━━ DATA PROVIDED
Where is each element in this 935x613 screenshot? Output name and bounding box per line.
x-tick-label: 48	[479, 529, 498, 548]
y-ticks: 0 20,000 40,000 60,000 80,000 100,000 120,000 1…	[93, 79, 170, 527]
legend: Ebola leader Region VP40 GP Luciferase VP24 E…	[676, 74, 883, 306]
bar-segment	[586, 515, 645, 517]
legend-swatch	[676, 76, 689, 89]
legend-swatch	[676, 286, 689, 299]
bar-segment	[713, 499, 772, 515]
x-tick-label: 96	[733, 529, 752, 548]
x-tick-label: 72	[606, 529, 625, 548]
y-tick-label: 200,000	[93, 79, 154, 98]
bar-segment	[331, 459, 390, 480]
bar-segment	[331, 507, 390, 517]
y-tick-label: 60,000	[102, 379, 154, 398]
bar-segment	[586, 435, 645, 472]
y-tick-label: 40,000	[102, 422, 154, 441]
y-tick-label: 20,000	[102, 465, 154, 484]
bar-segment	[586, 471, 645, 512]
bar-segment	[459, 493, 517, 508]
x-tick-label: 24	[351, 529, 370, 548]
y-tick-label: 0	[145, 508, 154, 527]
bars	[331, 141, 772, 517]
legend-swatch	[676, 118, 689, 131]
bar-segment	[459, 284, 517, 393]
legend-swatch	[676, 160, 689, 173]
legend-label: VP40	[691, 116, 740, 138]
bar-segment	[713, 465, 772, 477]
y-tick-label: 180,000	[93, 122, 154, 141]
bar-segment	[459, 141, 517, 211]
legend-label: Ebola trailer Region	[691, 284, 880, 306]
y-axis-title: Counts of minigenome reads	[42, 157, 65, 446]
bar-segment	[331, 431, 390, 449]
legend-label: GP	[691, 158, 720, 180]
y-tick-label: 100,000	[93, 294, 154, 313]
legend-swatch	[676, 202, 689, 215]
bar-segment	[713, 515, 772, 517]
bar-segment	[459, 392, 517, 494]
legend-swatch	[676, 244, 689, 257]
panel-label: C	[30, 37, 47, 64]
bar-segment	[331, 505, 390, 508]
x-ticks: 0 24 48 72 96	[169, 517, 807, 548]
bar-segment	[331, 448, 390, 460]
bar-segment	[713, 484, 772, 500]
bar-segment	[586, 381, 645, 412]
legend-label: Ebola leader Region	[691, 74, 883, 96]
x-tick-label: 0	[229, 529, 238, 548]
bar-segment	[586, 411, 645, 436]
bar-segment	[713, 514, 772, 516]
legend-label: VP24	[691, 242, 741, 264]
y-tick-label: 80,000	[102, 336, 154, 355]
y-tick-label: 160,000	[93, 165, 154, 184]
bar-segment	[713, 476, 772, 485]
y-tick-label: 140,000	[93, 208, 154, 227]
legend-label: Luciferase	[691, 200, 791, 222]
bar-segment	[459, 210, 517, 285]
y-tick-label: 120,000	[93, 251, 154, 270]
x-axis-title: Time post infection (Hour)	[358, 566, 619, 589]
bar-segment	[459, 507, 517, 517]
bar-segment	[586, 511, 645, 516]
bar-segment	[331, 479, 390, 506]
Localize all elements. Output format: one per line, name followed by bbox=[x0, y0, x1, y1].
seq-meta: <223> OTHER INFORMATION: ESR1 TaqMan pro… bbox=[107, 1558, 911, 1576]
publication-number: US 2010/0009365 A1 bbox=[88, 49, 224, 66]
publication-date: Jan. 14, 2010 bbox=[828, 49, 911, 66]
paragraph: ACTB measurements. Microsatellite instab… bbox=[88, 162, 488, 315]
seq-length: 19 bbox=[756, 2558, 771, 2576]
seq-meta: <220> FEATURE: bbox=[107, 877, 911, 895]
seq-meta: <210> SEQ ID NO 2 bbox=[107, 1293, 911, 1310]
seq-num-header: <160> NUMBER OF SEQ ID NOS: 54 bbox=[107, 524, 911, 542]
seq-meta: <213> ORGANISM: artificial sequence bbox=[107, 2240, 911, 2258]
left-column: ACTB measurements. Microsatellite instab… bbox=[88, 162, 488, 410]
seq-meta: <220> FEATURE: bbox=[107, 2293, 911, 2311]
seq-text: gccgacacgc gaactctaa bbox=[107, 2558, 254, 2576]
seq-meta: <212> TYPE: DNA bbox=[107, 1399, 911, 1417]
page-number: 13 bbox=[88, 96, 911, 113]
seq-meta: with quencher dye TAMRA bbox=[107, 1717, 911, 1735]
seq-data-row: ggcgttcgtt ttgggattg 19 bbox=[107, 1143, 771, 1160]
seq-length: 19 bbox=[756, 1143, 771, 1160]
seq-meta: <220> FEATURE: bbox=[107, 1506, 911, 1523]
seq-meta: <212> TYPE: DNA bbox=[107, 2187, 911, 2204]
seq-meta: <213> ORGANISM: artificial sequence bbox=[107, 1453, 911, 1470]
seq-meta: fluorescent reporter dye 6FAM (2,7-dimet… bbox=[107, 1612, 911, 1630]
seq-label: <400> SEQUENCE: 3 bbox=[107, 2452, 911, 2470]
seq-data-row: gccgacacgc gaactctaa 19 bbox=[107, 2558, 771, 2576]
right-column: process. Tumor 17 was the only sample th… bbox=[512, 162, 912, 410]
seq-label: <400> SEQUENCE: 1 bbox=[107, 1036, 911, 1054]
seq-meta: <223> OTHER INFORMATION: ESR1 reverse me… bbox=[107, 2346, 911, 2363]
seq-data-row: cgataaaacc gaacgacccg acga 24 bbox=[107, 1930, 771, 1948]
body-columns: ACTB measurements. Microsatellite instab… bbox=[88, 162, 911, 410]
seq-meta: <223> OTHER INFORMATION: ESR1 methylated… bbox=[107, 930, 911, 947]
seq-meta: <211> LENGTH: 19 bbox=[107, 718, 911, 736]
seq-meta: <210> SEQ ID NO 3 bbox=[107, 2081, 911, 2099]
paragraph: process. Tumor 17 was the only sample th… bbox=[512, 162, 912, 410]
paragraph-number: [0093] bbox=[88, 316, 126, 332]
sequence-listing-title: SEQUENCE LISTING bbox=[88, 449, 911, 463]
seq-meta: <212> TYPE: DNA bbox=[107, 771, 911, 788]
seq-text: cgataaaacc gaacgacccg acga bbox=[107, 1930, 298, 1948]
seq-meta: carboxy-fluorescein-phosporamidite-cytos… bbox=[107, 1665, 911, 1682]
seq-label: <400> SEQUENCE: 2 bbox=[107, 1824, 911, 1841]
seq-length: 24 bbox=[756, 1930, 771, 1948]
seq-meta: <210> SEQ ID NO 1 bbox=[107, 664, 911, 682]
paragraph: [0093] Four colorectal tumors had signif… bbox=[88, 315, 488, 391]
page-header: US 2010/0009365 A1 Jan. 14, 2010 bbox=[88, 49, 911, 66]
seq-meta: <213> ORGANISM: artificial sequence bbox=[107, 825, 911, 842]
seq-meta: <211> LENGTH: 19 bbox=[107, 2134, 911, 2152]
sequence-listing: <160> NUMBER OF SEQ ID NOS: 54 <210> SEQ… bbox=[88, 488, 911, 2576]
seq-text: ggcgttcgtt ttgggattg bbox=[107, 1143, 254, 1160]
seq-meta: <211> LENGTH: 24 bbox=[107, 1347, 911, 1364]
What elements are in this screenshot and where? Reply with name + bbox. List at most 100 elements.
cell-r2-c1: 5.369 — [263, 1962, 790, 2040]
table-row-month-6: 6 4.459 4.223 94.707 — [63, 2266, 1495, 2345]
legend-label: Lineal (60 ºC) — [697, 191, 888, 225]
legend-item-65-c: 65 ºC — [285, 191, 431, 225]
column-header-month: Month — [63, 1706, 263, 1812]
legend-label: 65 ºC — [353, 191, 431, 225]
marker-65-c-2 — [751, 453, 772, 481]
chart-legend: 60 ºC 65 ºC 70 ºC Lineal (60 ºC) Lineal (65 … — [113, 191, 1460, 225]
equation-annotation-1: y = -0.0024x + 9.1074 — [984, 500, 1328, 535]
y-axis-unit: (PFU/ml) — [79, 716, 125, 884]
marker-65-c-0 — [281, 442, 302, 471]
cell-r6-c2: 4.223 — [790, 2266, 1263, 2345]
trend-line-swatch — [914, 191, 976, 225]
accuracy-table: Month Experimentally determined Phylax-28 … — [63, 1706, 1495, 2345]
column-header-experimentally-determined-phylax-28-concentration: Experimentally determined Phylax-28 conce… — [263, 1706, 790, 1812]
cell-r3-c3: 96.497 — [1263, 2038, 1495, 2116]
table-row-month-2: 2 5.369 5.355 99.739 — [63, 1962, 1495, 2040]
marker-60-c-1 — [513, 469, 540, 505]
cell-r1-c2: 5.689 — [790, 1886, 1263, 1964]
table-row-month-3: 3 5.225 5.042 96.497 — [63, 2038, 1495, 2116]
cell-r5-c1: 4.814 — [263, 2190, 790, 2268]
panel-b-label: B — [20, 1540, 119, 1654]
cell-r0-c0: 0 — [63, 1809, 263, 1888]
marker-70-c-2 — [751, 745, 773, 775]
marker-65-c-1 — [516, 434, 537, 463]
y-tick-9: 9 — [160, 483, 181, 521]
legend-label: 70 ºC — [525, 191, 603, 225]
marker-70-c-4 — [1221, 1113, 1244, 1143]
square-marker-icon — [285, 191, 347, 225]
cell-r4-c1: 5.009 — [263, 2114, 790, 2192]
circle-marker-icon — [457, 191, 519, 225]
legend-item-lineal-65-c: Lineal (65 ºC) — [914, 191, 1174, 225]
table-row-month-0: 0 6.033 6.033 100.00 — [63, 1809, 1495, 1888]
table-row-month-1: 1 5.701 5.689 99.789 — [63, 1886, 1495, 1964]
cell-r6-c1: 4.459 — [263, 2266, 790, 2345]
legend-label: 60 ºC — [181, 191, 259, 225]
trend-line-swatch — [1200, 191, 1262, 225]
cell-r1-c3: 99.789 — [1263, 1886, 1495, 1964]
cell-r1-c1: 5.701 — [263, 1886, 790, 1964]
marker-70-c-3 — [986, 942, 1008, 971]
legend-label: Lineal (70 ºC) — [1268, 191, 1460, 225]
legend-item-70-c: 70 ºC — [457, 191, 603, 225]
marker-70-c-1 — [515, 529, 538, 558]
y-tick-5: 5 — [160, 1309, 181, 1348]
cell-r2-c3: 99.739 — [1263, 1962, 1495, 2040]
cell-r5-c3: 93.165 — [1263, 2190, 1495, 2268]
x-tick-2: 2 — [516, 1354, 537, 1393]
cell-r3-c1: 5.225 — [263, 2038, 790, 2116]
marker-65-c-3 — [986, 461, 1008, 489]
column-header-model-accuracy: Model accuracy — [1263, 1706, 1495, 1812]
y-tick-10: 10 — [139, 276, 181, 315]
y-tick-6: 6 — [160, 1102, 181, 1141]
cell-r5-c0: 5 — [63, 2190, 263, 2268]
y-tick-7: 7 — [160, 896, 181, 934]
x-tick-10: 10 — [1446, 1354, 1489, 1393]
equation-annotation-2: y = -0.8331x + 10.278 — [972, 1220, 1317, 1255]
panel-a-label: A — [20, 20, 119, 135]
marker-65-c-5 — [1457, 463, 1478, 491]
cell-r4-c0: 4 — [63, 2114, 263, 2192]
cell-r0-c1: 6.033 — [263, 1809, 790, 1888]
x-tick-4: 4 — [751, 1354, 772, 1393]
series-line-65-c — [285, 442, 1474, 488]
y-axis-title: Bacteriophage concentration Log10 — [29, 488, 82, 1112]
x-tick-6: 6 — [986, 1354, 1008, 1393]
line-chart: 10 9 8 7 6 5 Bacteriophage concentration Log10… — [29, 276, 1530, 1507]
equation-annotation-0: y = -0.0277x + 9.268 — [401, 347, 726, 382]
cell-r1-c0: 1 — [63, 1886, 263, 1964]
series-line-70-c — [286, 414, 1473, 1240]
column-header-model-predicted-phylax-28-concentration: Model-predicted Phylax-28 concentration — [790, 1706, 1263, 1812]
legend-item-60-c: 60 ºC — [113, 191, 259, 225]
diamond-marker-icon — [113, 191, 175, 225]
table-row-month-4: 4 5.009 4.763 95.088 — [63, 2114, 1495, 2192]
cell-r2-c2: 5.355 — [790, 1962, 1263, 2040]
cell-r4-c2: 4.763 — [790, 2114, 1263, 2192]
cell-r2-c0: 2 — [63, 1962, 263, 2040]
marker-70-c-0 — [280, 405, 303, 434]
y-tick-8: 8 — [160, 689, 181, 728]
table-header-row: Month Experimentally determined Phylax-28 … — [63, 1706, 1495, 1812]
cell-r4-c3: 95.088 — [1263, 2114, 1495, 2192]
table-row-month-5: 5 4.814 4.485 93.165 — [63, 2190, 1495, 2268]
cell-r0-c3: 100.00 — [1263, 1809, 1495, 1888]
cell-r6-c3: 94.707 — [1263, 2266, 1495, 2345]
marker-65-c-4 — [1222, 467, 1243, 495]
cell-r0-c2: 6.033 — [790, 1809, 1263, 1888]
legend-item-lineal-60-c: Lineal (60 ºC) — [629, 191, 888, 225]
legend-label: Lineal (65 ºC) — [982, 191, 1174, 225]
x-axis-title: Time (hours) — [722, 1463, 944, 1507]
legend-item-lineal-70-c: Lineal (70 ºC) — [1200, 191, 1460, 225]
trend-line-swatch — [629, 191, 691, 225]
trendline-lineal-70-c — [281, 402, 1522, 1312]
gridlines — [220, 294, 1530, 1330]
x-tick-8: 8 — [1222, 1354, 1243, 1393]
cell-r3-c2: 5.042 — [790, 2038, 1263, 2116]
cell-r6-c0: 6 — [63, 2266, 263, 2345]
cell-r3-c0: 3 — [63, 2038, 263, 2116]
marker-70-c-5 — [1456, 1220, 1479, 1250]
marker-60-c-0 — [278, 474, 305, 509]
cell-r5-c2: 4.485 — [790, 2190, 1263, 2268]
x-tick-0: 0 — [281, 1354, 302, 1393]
━━━━
TASK PROMPT →
Report how many lines above hold "icon", number only.

TASK SOLUTION →
3